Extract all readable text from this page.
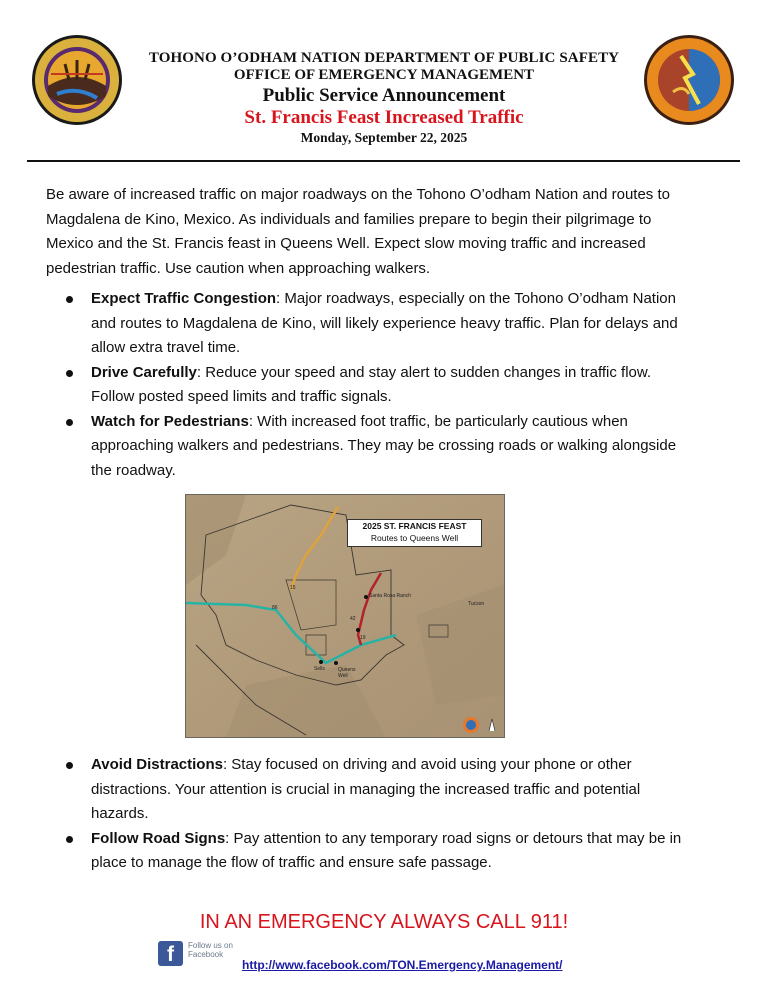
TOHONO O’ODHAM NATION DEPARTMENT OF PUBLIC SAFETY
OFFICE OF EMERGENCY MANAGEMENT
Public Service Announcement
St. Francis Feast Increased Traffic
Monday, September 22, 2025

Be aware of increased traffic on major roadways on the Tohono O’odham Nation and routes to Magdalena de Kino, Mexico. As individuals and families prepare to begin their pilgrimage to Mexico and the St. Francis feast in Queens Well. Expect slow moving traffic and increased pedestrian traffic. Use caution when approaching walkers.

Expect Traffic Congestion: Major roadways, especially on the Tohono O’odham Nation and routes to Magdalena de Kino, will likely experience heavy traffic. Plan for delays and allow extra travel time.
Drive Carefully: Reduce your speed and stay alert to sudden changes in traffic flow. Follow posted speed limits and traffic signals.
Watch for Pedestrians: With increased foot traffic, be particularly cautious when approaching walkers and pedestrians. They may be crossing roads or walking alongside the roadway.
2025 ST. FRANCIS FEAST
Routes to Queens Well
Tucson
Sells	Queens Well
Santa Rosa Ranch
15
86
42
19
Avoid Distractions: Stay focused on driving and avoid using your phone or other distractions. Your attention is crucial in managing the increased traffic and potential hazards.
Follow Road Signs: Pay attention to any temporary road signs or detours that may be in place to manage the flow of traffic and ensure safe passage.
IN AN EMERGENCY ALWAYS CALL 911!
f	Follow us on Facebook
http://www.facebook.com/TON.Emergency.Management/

▸ The task: Keep the pictures out of the copy and return the rest of the data above exactly.

▸ Result of the exercise:
Extract all readable text from this page.
TOHONO O’ODHAM NATION DEPARTMENT OF PUBLIC SAFETY
OFFICE OF EMERGENCY MANAGEMENT
Public Service Announcement
St. Francis Feast Increased Traffic
Monday, September 22, 2025

Be aware of increased traffic on major roadways on the Tohono O’odham Nation and routes to Magdalena de Kino, Mexico. As individuals and families prepare to begin their pilgrimage to Mexico and the St. Francis feast in Queens Well. Expect slow moving traffic and increased pedestrian traffic. Use caution when approaching walkers.

Expect Traffic Congestion: Major roadways, especially on the Tohono O’odham Nation and routes to Magdalena de Kino, will likely experience heavy traffic. Plan for delays and allow extra travel time.
Drive Carefully: Reduce your speed and stay alert to sudden changes in traffic flow. Follow posted speed limits and traffic signals.
Watch for Pedestrians: With increased foot traffic, be particularly cautious when approaching walkers and pedestrians. They may be crossing roads or walking alongside the roadway.
2025 ST. FRANCIS FEAST
Routes to Queens Well
Tucson
Sells	Queens Well
Santa Rosa Ranch
15
86
42
19
Avoid Distractions: Stay focused on driving and avoid using your phone or other distractions. Your attention is crucial in managing the increased traffic and potential hazards.
Follow Road Signs: Pay attention to any temporary road signs or detours that may be in place to manage the flow of traffic and ensure safe passage.
IN AN EMERGENCY ALWAYS CALL 911!
f	Follow us on Facebook
http://www.facebook.com/TON.Emergency.Management/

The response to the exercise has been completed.